/---

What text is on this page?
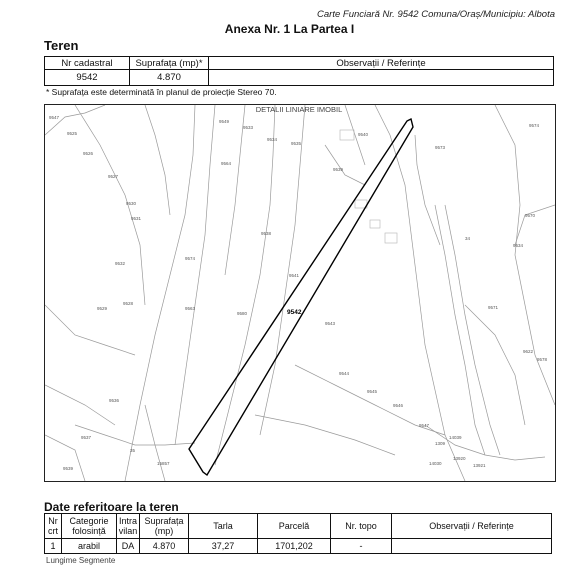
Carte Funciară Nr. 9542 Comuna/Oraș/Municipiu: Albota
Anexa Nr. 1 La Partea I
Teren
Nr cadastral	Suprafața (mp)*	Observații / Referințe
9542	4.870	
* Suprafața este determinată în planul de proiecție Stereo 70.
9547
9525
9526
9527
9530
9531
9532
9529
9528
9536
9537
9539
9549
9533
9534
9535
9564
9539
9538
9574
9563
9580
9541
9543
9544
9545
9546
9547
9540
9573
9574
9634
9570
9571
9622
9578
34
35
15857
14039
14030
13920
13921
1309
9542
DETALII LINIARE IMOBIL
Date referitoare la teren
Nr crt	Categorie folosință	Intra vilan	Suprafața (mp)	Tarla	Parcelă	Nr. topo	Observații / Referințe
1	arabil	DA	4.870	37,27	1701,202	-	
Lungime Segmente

\---
/---

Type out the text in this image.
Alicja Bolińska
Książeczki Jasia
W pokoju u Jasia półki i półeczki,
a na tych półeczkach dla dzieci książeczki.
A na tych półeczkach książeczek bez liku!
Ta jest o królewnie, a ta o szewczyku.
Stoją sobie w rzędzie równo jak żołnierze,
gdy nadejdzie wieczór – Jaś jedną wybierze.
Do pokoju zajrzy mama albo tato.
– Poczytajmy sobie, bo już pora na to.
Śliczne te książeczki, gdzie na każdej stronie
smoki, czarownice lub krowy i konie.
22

\---
/---

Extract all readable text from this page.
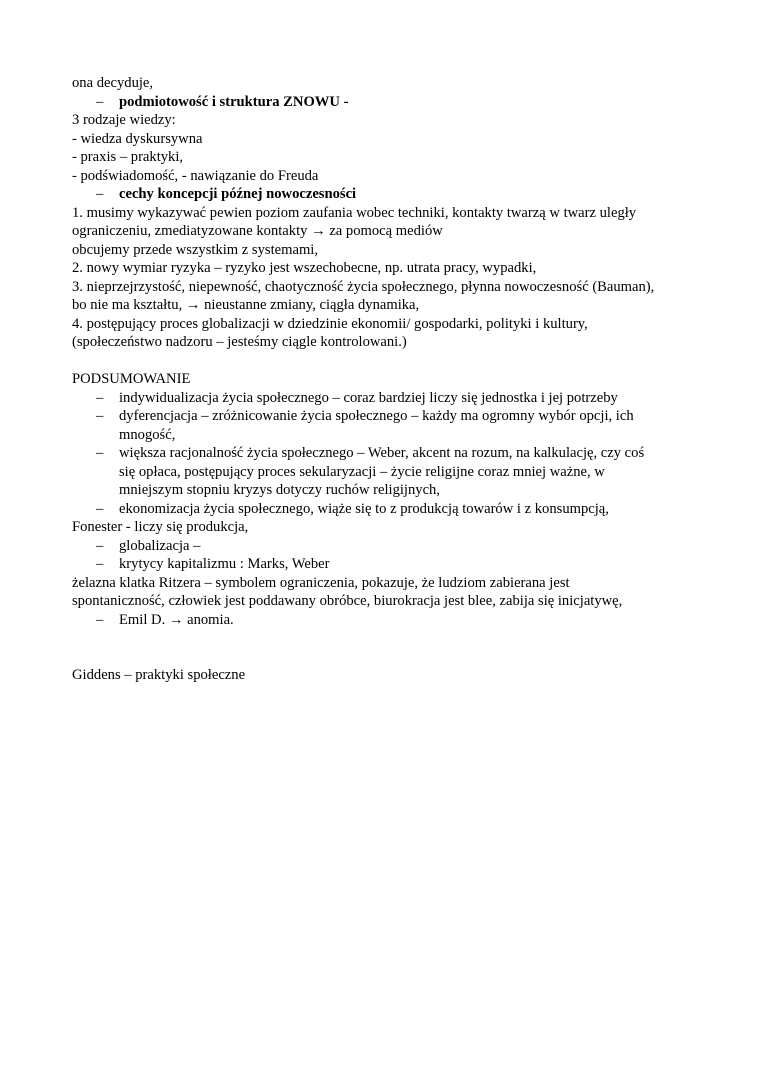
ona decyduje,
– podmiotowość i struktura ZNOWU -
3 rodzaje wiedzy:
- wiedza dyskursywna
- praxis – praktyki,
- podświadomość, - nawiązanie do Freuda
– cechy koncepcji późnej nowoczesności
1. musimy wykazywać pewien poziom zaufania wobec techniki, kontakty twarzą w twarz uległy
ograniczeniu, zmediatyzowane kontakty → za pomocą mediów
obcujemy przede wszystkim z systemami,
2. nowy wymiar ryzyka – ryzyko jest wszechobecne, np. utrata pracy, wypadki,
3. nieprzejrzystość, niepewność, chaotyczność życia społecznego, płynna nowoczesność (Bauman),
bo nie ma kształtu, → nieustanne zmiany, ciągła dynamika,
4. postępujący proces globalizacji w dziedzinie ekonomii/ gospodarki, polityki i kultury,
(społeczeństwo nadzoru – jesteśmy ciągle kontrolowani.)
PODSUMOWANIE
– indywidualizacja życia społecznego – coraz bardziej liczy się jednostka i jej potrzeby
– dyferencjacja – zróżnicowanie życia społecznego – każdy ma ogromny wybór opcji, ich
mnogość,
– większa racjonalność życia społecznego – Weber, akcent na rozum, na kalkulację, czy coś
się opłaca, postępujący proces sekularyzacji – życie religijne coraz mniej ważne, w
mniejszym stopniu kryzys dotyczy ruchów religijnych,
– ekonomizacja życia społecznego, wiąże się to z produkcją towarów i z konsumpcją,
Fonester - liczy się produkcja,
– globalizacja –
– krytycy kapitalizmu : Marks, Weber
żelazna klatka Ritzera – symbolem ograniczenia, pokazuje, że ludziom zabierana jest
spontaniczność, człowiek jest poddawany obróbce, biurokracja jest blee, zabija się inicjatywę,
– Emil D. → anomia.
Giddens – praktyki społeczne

\---

• GIVEN TASK: Find how many lines of the entries contain "proces". Respond with the number only.

• TASK OUTPUT: 2